START SOURCE DATA

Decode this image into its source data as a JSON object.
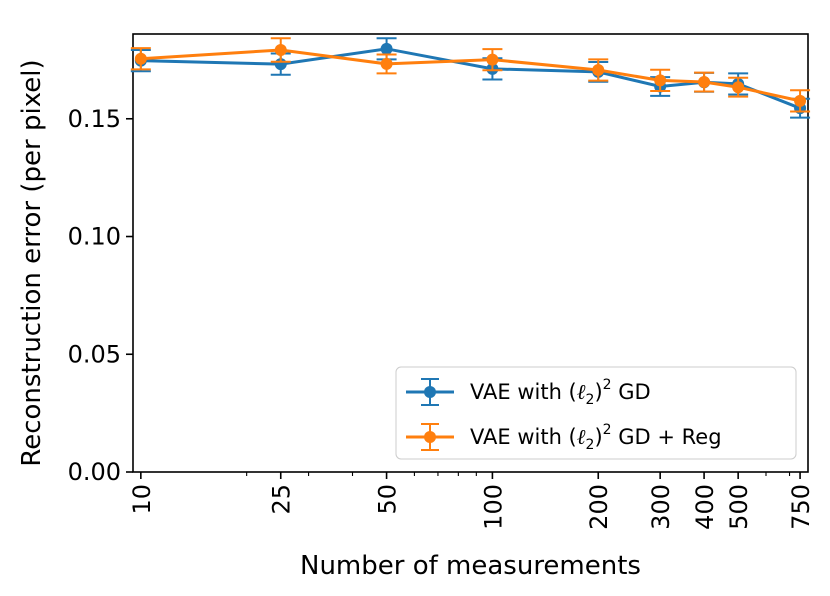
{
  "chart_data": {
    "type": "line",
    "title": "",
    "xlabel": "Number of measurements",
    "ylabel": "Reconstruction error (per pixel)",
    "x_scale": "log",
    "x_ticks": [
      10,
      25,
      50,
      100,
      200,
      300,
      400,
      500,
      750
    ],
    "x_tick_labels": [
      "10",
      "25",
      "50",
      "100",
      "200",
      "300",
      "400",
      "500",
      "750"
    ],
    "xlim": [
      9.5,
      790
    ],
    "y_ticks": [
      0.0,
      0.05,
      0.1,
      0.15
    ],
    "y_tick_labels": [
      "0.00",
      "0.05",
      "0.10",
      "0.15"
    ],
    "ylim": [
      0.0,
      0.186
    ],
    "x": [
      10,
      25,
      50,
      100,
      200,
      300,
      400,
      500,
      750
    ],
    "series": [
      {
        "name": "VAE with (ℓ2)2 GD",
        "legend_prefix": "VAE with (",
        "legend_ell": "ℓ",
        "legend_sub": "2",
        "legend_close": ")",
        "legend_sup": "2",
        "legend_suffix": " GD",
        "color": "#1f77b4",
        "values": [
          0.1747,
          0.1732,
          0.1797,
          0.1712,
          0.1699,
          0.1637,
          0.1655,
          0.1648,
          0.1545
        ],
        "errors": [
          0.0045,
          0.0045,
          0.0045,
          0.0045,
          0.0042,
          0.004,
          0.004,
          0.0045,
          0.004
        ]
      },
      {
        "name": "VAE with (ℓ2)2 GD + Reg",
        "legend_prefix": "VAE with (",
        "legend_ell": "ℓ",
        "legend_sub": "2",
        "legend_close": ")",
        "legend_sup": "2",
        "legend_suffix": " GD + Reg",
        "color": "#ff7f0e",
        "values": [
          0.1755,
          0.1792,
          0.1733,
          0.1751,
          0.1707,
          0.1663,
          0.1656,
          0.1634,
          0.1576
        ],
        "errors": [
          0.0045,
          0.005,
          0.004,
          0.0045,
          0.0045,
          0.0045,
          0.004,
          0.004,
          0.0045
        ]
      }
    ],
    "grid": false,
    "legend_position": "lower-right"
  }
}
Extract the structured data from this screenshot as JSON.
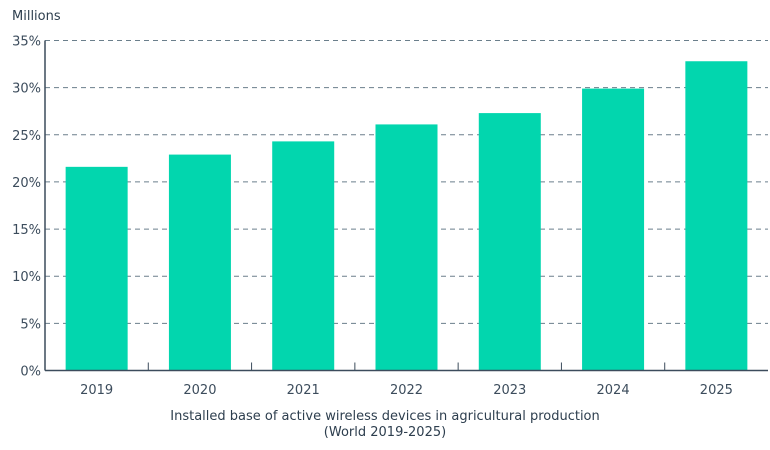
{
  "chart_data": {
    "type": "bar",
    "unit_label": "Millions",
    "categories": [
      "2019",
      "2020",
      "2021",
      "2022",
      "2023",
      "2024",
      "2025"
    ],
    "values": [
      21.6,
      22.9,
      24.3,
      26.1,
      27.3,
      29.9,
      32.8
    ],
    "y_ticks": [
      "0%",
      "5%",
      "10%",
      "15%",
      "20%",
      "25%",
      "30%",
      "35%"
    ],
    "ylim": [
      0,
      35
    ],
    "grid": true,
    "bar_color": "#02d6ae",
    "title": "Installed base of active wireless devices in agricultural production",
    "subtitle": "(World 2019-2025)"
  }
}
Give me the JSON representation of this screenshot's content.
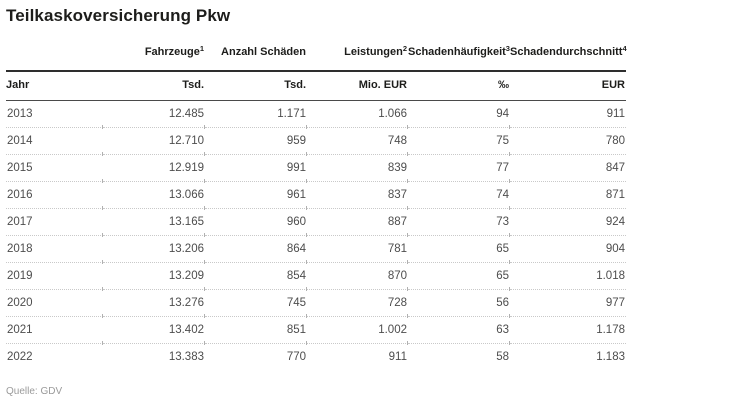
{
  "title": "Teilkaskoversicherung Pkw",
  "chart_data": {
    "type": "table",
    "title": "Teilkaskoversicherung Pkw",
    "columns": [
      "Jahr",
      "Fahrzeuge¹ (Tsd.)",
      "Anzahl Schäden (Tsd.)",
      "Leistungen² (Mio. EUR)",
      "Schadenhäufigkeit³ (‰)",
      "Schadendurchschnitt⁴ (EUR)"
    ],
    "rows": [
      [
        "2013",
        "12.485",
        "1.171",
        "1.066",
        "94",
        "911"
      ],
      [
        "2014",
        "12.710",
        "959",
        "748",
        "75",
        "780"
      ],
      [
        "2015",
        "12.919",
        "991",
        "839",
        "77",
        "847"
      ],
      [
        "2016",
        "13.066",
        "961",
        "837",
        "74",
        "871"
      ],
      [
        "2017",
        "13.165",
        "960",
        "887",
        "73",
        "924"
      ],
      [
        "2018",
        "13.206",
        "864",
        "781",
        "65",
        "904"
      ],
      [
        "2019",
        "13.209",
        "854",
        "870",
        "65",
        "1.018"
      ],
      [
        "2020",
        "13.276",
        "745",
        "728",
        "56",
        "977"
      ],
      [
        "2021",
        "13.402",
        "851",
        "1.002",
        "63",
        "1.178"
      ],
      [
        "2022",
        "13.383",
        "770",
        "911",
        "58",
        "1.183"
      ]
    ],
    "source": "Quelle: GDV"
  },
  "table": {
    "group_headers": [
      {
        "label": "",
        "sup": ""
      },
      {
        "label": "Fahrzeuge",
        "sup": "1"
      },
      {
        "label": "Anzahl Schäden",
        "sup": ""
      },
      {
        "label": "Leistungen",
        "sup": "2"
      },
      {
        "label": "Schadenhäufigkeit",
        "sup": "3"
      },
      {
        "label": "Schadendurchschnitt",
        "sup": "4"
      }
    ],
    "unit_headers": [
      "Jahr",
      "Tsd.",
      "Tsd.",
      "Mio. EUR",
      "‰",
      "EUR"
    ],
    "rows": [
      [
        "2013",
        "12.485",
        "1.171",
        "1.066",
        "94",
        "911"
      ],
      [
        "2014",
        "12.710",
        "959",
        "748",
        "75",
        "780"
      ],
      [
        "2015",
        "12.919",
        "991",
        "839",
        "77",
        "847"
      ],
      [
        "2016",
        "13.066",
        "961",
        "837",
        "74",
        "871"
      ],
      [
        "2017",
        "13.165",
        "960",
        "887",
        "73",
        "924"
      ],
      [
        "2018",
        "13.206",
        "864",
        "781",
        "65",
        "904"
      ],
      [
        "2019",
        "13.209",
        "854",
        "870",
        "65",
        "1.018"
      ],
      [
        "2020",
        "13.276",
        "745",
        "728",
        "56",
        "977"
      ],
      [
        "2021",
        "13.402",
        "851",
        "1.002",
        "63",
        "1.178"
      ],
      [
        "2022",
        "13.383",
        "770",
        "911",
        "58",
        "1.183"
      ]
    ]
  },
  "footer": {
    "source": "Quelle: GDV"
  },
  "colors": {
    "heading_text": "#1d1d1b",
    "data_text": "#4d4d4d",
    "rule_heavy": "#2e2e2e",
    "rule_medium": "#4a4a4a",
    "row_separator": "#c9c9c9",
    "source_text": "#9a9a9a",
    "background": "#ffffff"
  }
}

END SOURCE DATA
START SOURCE DATA

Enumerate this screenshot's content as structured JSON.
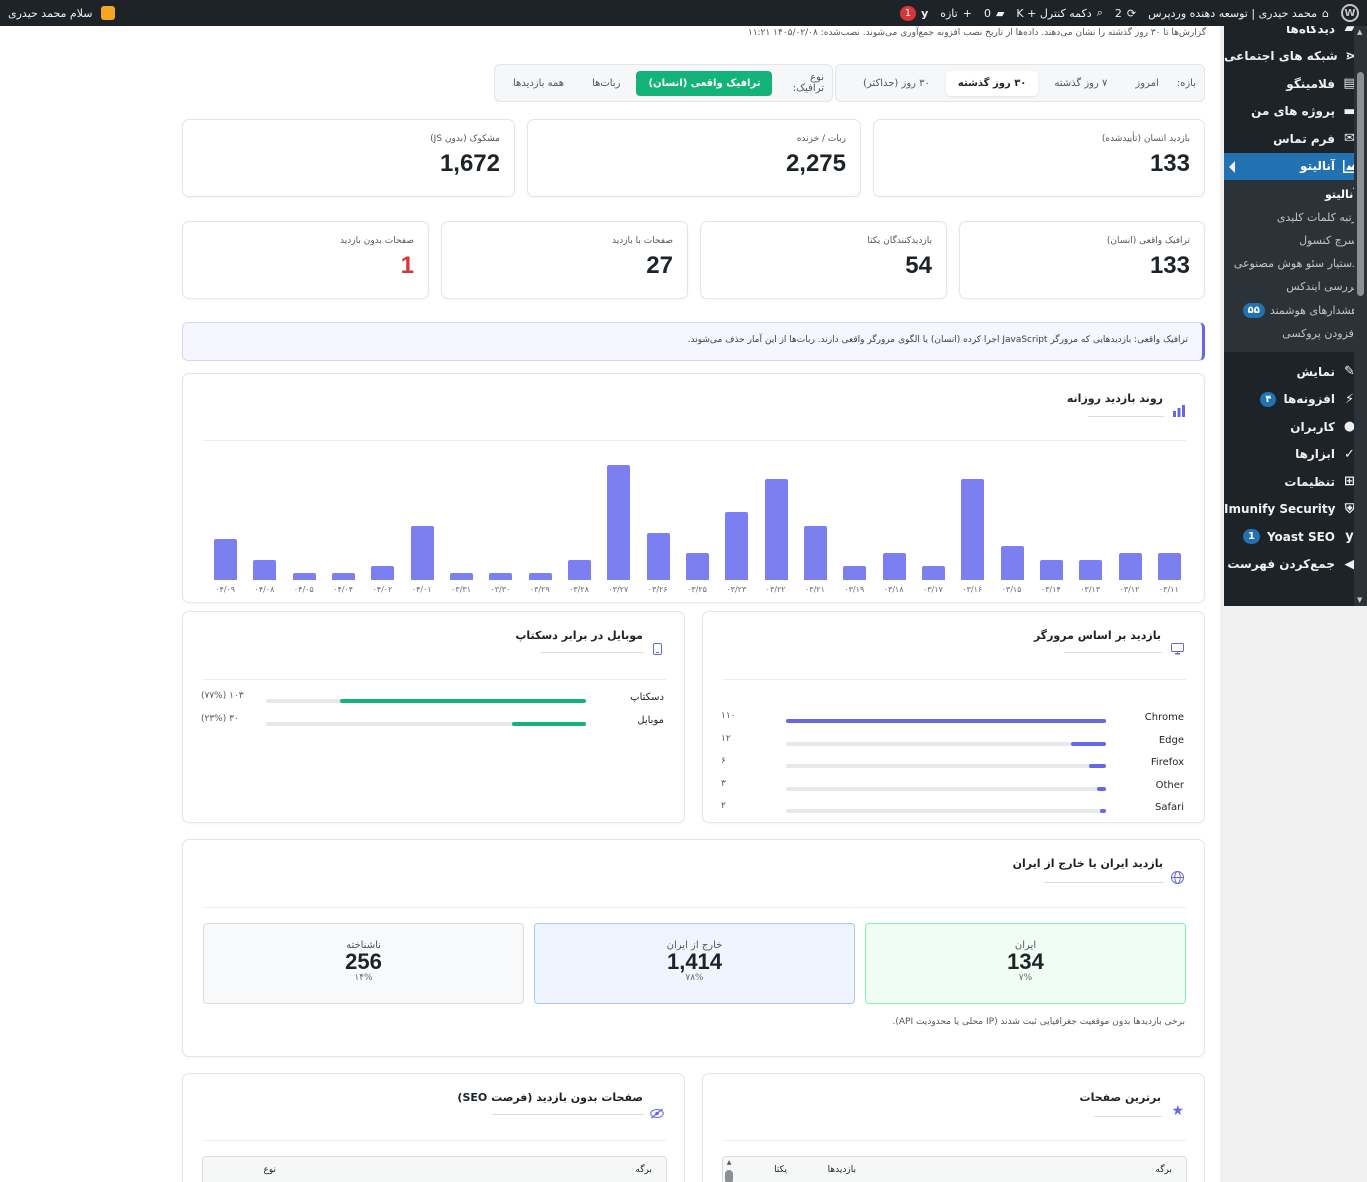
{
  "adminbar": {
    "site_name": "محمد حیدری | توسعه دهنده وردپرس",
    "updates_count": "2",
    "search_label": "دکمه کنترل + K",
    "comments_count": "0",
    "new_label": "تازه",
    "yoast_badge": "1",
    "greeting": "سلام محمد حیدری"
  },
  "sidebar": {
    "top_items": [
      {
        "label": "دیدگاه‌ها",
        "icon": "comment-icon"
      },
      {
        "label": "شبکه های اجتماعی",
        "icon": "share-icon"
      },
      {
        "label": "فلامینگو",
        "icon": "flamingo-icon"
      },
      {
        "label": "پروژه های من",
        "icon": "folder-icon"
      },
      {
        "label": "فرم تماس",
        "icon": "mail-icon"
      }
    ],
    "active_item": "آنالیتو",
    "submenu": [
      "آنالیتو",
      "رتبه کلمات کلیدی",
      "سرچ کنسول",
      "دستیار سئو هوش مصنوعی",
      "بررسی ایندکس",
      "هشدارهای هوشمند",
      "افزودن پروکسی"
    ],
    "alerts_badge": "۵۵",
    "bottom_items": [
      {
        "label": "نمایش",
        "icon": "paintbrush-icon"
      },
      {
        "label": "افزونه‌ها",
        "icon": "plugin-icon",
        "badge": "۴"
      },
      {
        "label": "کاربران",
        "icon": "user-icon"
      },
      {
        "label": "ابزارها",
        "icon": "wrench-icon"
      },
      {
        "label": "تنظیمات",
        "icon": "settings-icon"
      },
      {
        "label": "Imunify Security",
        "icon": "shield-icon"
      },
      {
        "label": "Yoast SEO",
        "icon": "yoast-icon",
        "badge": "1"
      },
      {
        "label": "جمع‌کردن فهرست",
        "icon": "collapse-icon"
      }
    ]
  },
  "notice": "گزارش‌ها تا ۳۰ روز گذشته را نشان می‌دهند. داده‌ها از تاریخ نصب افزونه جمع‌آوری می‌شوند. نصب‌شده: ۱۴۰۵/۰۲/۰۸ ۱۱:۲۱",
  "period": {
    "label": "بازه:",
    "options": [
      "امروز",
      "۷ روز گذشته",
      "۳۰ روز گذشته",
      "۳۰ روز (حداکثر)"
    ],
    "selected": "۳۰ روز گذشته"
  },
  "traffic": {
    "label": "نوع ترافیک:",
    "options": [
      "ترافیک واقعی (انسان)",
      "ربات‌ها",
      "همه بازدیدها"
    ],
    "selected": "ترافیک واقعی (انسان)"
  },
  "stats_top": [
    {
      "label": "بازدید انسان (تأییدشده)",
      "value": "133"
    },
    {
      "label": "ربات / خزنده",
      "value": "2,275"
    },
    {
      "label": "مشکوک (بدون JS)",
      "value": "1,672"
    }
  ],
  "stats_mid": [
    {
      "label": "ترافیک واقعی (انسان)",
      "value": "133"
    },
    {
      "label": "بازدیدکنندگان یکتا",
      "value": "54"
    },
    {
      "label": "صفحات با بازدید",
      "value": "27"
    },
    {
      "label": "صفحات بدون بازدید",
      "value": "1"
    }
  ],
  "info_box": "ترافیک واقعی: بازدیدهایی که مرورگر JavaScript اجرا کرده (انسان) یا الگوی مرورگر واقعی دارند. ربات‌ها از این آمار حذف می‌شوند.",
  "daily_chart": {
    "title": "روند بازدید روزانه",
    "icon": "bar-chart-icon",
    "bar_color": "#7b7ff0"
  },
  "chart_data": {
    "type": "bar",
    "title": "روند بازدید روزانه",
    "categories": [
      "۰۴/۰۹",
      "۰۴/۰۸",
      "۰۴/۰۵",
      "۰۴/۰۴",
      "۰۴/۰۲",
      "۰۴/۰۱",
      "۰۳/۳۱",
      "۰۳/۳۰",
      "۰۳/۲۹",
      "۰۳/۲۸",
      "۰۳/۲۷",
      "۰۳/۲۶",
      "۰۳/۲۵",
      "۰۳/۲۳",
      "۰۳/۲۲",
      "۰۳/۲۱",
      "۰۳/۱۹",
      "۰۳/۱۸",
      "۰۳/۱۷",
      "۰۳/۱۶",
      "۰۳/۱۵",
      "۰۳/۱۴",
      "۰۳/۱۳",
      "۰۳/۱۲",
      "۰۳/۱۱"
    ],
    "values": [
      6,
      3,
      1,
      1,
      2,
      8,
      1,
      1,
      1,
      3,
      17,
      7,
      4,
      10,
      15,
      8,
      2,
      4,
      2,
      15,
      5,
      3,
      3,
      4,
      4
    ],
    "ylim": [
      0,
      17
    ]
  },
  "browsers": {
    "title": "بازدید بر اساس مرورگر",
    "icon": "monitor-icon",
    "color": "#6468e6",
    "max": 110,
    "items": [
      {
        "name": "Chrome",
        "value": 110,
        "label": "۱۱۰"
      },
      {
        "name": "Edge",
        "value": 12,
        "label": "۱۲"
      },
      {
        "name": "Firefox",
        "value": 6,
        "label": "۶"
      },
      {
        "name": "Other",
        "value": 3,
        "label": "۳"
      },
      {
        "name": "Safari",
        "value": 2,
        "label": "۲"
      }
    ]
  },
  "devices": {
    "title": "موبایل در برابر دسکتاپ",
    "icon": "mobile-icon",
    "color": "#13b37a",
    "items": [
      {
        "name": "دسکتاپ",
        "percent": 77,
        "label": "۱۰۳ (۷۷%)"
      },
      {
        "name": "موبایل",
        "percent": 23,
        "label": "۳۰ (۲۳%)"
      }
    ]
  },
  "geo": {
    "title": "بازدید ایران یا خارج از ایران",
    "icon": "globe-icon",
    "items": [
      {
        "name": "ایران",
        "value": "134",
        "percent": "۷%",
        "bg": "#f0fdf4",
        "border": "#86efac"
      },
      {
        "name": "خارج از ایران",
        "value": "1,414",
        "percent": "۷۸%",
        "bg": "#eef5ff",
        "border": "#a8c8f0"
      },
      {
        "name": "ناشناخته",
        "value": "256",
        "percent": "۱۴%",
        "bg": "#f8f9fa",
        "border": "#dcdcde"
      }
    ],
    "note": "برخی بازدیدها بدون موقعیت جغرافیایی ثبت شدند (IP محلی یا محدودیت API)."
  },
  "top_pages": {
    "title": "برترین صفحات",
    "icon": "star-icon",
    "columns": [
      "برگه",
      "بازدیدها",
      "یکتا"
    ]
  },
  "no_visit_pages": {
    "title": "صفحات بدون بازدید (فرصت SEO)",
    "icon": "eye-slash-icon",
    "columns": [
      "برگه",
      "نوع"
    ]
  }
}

END SOURCE DATA
START SOURCE DATA

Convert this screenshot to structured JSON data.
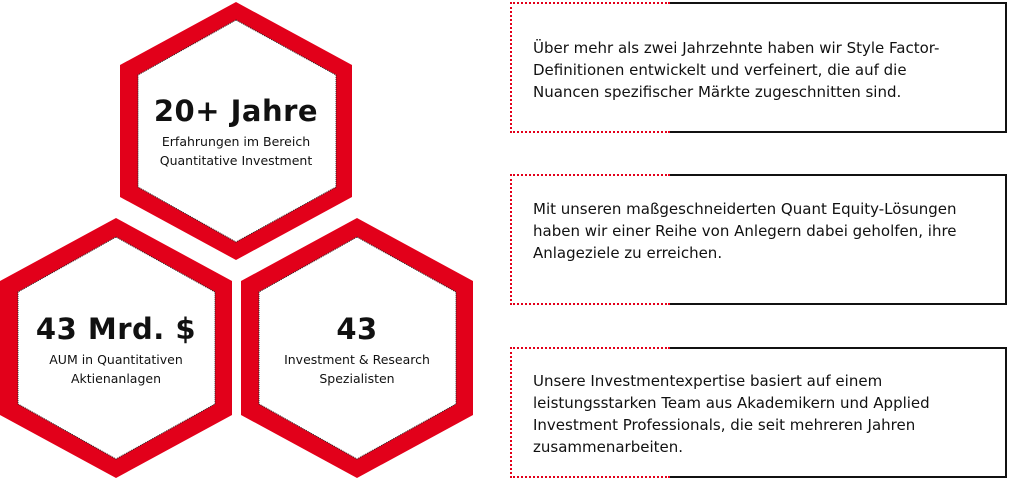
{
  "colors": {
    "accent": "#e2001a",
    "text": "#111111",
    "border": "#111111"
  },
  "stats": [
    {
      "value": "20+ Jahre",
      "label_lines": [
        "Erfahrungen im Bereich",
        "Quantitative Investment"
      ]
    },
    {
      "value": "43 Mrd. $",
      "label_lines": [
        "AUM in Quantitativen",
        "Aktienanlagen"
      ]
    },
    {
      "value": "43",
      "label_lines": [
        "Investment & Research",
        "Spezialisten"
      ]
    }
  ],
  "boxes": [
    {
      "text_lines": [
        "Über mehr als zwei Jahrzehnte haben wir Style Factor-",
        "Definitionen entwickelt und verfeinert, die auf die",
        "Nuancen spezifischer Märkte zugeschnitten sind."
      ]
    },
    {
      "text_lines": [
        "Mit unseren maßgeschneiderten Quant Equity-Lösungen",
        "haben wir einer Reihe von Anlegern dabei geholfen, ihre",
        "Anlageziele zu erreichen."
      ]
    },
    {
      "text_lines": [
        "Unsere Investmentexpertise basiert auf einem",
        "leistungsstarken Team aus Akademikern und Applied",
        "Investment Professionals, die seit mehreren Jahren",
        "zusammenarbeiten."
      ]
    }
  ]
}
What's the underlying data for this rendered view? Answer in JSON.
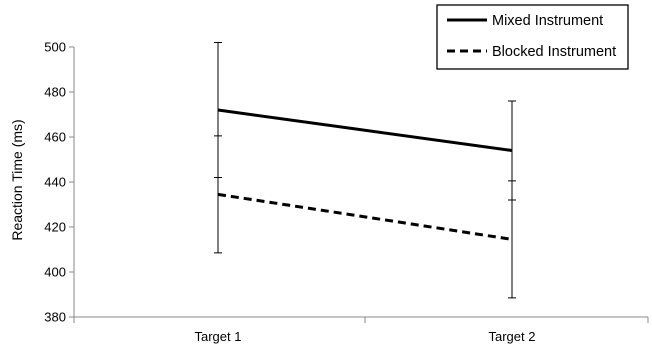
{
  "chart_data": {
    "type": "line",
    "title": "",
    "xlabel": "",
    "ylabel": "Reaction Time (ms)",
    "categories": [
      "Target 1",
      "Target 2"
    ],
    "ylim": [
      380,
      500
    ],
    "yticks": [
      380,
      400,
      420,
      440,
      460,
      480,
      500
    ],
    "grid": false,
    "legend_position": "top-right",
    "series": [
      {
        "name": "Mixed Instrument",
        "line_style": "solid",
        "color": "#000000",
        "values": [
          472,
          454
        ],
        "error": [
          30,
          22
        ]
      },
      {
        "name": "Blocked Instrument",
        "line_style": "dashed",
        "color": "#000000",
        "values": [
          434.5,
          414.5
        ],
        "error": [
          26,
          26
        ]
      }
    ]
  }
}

END SOURCE DATA

• _OBJECTIVE_
Return a copy of every line that includes the word "انسان".

• _THE OUTPUT_
      "ترافیک واقعی (انسان)",
    "selected": "ترافیک واقعی (انسان)"
      "label": "بازدید انسان (تأییدشده)",
      "label": "ترافیک واقعی (انسان)",
  "info_box": "ترافیک واقعی: بازدیدهایی که مرورگر JavaScript اجرا کرده (انسان) یا الگوی مرورگر واقعی دارند. ربات‌ها از این آمار حذف می‌شوند.",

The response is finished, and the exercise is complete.